What to do
Below is some material; set it all down exactly, apart from the pictures.

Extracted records
<<<<
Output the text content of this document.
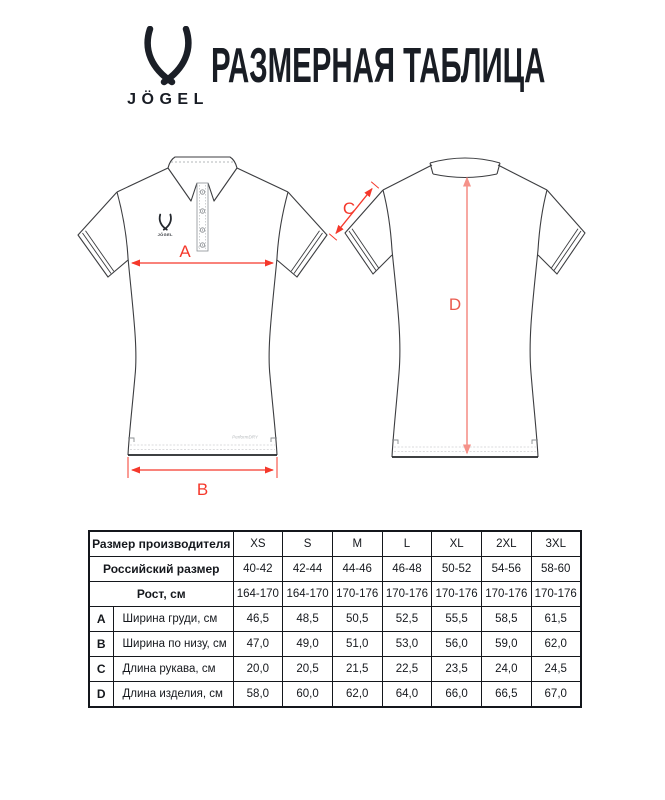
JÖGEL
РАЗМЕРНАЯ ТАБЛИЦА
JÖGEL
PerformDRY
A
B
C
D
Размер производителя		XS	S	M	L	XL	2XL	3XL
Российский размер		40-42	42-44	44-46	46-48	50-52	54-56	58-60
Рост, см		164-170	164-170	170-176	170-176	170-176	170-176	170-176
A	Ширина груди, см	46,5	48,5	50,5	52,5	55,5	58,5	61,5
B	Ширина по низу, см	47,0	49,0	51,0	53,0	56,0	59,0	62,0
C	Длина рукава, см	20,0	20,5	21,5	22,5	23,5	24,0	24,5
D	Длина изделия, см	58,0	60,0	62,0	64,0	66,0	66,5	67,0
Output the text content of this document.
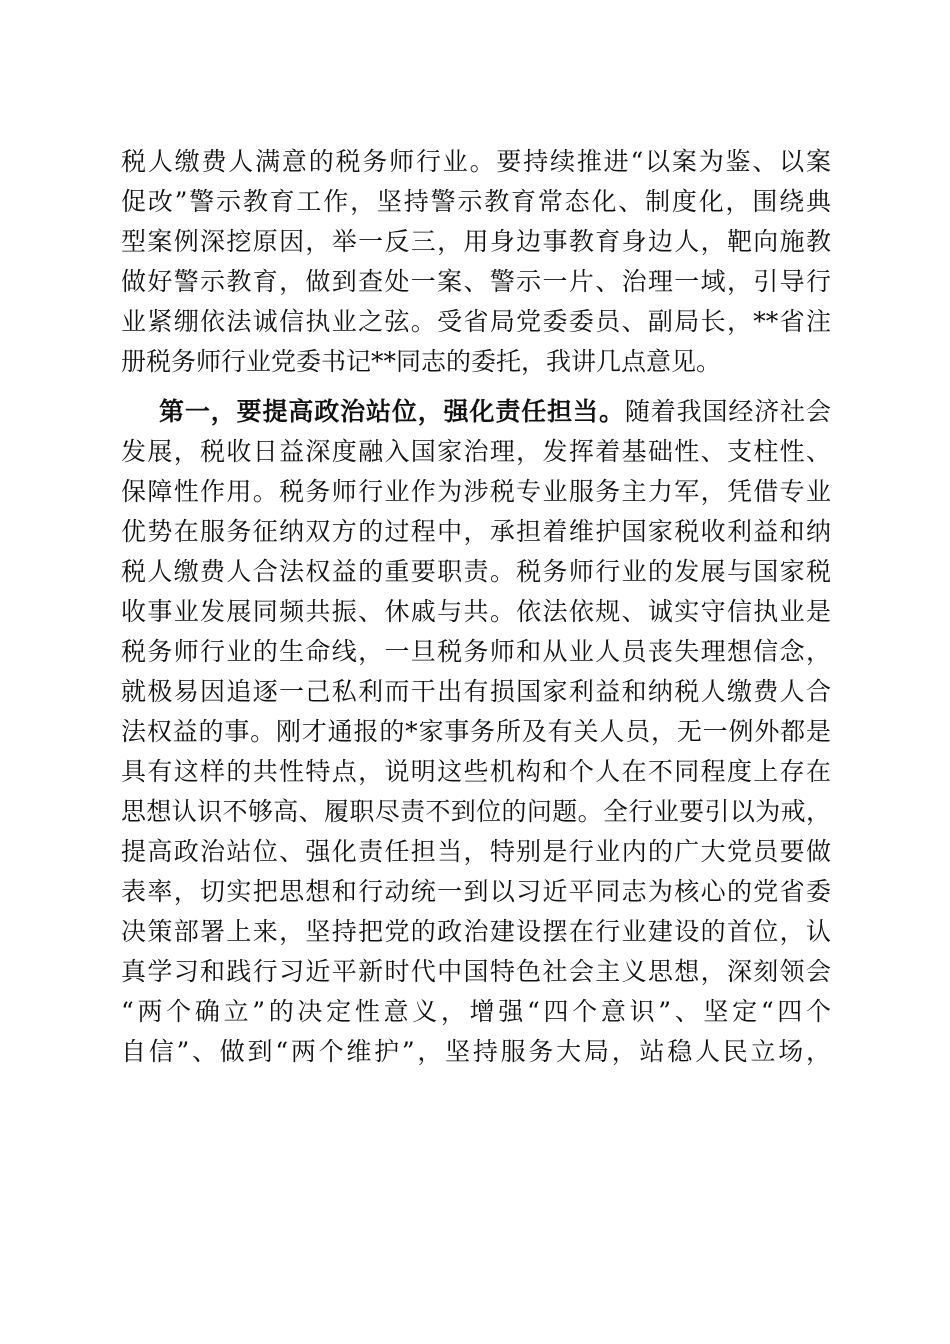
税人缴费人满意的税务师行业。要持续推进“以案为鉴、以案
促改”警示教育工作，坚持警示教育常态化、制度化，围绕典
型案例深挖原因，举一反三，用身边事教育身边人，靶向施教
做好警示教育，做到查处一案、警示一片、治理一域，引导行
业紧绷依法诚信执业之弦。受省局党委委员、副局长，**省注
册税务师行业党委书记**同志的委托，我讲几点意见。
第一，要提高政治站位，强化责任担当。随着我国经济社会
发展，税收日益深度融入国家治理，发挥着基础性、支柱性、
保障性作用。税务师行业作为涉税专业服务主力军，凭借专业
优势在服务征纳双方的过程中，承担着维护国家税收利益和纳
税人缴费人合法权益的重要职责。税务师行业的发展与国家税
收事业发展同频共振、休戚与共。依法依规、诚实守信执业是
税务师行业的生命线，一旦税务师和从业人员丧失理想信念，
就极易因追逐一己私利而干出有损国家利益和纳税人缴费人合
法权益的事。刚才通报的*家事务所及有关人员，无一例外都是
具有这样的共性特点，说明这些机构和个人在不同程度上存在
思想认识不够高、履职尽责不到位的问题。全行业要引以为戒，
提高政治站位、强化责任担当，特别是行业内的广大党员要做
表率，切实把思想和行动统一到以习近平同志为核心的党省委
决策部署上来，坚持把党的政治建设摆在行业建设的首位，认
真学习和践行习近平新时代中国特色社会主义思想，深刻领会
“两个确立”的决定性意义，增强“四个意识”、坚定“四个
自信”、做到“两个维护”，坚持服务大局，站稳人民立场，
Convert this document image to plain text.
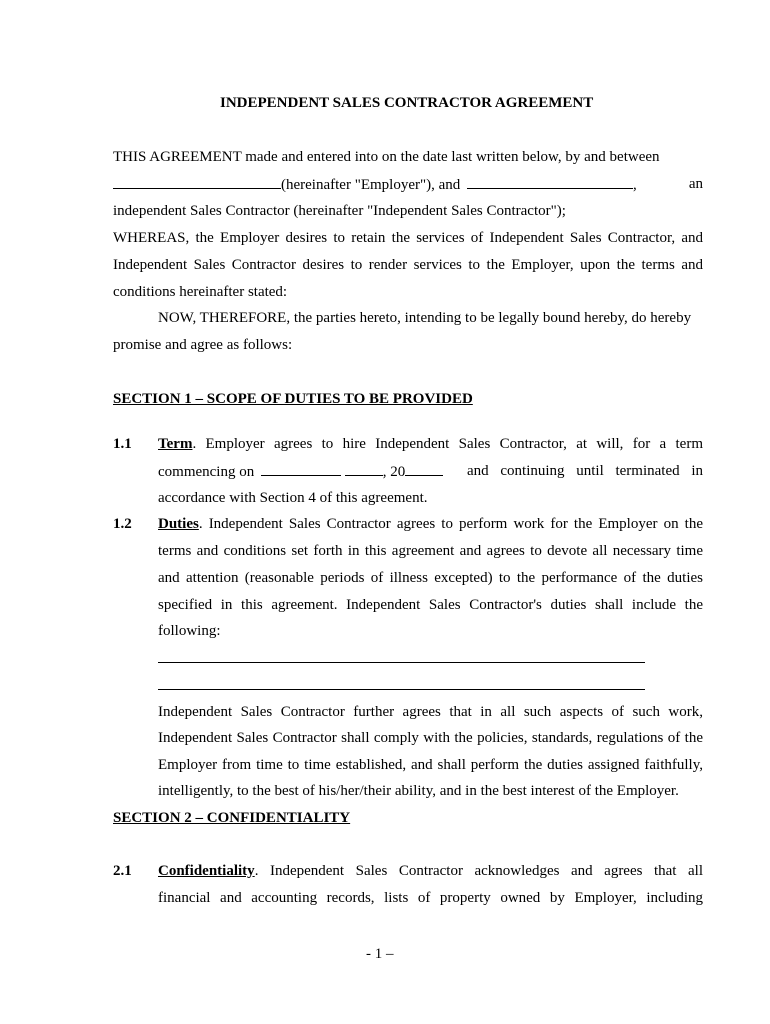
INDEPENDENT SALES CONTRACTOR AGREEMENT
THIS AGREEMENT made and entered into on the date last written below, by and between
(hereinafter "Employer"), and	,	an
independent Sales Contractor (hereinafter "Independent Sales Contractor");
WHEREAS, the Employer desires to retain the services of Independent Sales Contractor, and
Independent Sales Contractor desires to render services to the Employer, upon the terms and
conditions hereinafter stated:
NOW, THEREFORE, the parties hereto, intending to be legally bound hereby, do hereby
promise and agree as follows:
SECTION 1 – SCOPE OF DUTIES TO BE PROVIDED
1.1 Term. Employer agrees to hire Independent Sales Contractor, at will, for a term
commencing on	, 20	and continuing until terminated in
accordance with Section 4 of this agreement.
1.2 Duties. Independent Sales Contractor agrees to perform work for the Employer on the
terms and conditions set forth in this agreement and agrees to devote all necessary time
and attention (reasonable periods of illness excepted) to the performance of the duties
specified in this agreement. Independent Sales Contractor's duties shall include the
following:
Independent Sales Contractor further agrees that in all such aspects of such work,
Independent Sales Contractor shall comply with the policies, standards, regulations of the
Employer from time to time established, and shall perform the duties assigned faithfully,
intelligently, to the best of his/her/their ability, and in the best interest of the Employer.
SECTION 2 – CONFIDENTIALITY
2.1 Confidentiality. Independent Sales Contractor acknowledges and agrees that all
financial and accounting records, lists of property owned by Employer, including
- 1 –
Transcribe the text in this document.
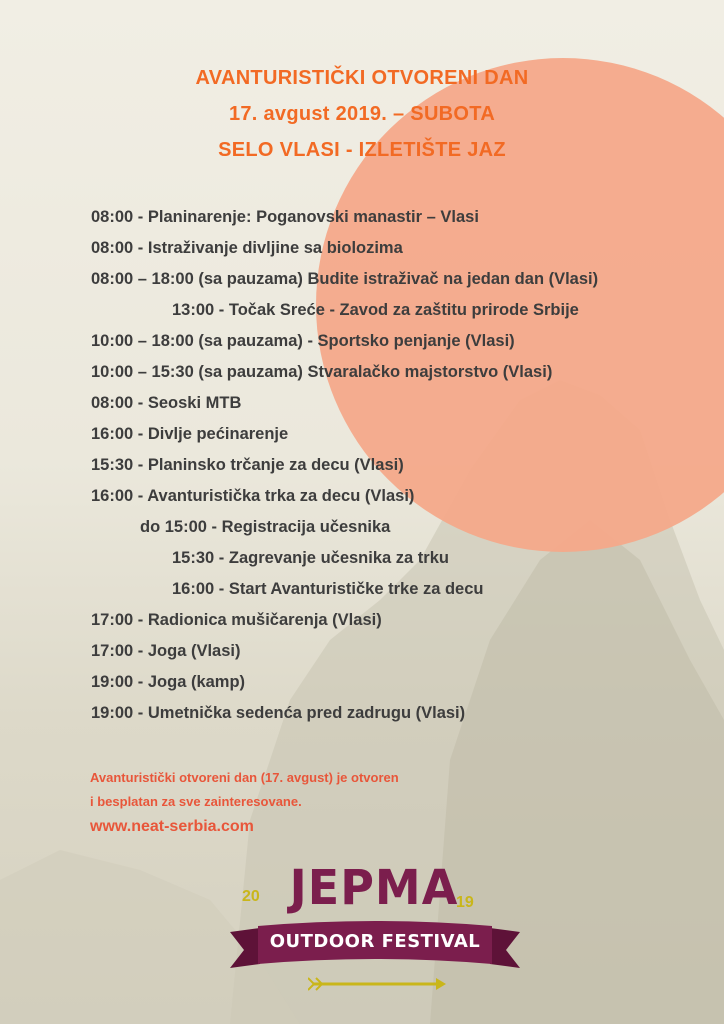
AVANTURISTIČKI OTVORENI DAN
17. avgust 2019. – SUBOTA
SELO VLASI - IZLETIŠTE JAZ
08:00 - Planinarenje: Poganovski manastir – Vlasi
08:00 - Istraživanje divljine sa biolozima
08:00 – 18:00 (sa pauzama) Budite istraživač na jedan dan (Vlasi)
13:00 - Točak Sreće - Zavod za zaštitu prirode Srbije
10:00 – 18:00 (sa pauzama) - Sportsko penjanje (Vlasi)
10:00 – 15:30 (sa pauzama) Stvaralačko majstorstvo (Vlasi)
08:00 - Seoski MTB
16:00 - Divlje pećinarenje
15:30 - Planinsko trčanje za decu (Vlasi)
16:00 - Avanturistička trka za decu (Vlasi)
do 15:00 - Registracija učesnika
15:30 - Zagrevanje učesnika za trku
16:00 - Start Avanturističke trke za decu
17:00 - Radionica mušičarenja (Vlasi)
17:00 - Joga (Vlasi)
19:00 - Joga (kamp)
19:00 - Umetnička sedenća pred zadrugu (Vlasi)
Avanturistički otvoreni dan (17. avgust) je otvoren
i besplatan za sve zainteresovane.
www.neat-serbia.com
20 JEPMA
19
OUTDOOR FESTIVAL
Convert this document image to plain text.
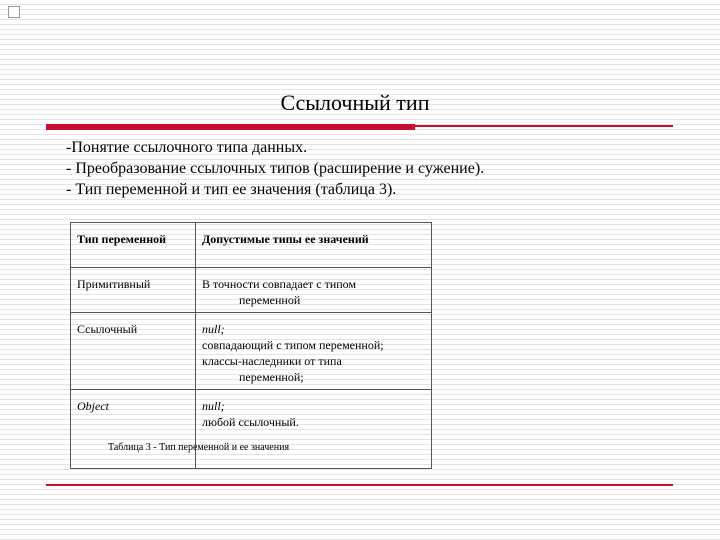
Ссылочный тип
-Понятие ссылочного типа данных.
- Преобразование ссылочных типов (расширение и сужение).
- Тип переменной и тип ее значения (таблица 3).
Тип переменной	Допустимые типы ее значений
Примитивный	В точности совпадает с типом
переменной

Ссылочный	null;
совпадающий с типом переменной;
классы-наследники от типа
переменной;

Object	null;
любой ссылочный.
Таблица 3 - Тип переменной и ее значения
>>>>
Answer in full
Output the text content of this document.
JÖGEL
РАЗМЕРНАЯ ТАБЛИЦА
JÖGEL
PerformDRY
A
B
C
D
Размер производителя		XS	S	M	L	XL	2XL	3XL
Российский размер		40-42	42-44	44-46	46-48	50-52	54-56	58-60
Рост, см		164-170	164-170	170-176	170-176	170-176	170-176	170-176
A	Ширина груди, см	46,5	48,5	50,5	52,5	55,5	58,5	61,5
B	Ширина по низу, см	47,0	49,0	51,0	53,0	56,0	59,0	62,0
C	Длина рукава, см	20,0	20,5	21,5	22,5	23,5	24,0	24,5
D	Длина изделия, см	58,0	60,0	62,0	64,0	66,0	66,5	67,0
Output the text content of this document.
税人缴费人满意的税务师行业。要持续推进“以案为鉴、以案
促改”警示教育工作，坚持警示教育常态化、制度化，围绕典
型案例深挖原因，举一反三，用身边事教育身边人，靶向施教
做好警示教育，做到查处一案、警示一片、治理一域，引导行
业紧绷依法诚信执业之弦。受省局党委委员、副局长，**省注
册税务师行业党委书记**同志的委托，我讲几点意见。
第一，要提高政治站位，强化责任担当。随着我国经济社会
发展，税收日益深度融入国家治理，发挥着基础性、支柱性、
保障性作用。税务师行业作为涉税专业服务主力军，凭借专业
优势在服务征纳双方的过程中，承担着维护国家税收利益和纳
税人缴费人合法权益的重要职责。税务师行业的发展与国家税
收事业发展同频共振、休戚与共。依法依规、诚实守信执业是
税务师行业的生命线，一旦税务师和从业人员丧失理想信念，
就极易因追逐一己私利而干出有损国家利益和纳税人缴费人合
法权益的事。刚才通报的*家事务所及有关人员，无一例外都是
具有这样的共性特点，说明这些机构和个人在不同程度上存在
思想认识不够高、履职尽责不到位的问题。全行业要引以为戒，
提高政治站位、强化责任担当，特别是行业内的广大党员要做
表率，切实把思想和行动统一到以习近平同志为核心的党省委
决策部署上来，坚持把党的政治建设摆在行业建设的首位，认
真学习和践行习近平新时代中国特色社会主义思想，深刻领会
“两个确立”的决定性意义，增强“四个意识”、坚定“四个
自信”、做到“两个维护”，坚持服务大局，站稳人民立场，
Convert this document image to plain text.
INDEPENDENT SALES CONTRACTOR AGREEMENT
THIS AGREEMENT made and entered into on the date last written below, by and between
(hereinafter "Employer"), and	,	an
independent Sales Contractor (hereinafter "Independent Sales Contractor");
WHEREAS, the Employer desires to retain the services of Independent Sales Contractor, and
Independent Sales Contractor desires to render services to the Employer, upon the terms and
conditions hereinafter stated:
NOW, THEREFORE, the parties hereto, intending to be legally bound hereby, do hereby
promise and agree as follows:
SECTION 1 – SCOPE OF DUTIES TO BE PROVIDED
1.1 Term. Employer agrees to hire Independent Sales Contractor, at will, for a term
commencing on	, 20	and continuing until terminated in
accordance with Section 4 of this agreement.
1.2 Duties. Independent Sales Contractor agrees to perform work for the Employer on the
terms and conditions set forth in this agreement and agrees to devote all necessary time
and attention (reasonable periods of illness excepted) to the performance of the duties
specified in this agreement. Independent Sales Contractor's duties shall include the
following:
Independent Sales Contractor further agrees that in all such aspects of such work,
Independent Sales Contractor shall comply with the policies, standards, regulations of the
Employer from time to time established, and shall perform the duties assigned faithfully,
intelligently, to the best of his/her/their ability, and in the best interest of the Employer.
SECTION 2 – CONFIDENTIALITY
2.1 Confidentiality. Independent Sales Contractor acknowledges and agrees that all
financial and accounting records, lists of property owned by Employer, including
- 1 –
Transcribe the text in this document.
AVANTURISTIČKI OTVORENI DAN
17. avgust 2019. – SUBOTA
SELO VLASI - IZLETIŠTE JAZ
08:00 - Planinarenje: Poganovski manastir – Vlasi
08:00 - Istraživanje divljine sa biolozima
08:00 – 18:00 (sa pauzama) Budite istraživač na jedan dan (Vlasi)
13:00 - Točak Sreće - Zavod za zaštitu prirode Srbije
10:00 – 18:00 (sa pauzama) - Sportsko penjanje (Vlasi)
10:00 – 15:30 (sa pauzama) Stvaralačko majstorstvo (Vlasi)
08:00 - Seoski MTB
16:00 - Divlje pećinarenje
15:30 - Planinsko trčanje za decu (Vlasi)
16:00 - Avanturistička trka za decu (Vlasi)
do 15:00 - Registracija učesnika
15:30 - Zagrevanje učesnika za trku
16:00 - Start Avanturističke trke za decu
17:00 - Radionica mušičarenja (Vlasi)
17:00 - Joga (Vlasi)
19:00 - Joga (kamp)
19:00 - Umetnička sedenća pred zadrugu (Vlasi)
Avanturistički otvoreni dan (17. avgust) je otvoren
i besplatan za sve zainteresovane.
www.neat-serbia.com
20 JEPMA
19
OUTDOOR FESTIVAL
Convert this document image to plain text.
Ссылочный тип
-Понятие ссылочного типа данных.
- Преобразование ссылочных типов (расширение и сужение).
- Тип переменной и тип ее значения (таблица 3).
Тип переменной	Допустимые типы ее значений
Примитивный	В точности совпадает с типом
переменной

Ссылочный	null;
совпадающий с типом переменной;
классы-наследники от типа
переменной;

Object	null;
любой ссылочный.
Таблица 3 - Тип переменной и ее значения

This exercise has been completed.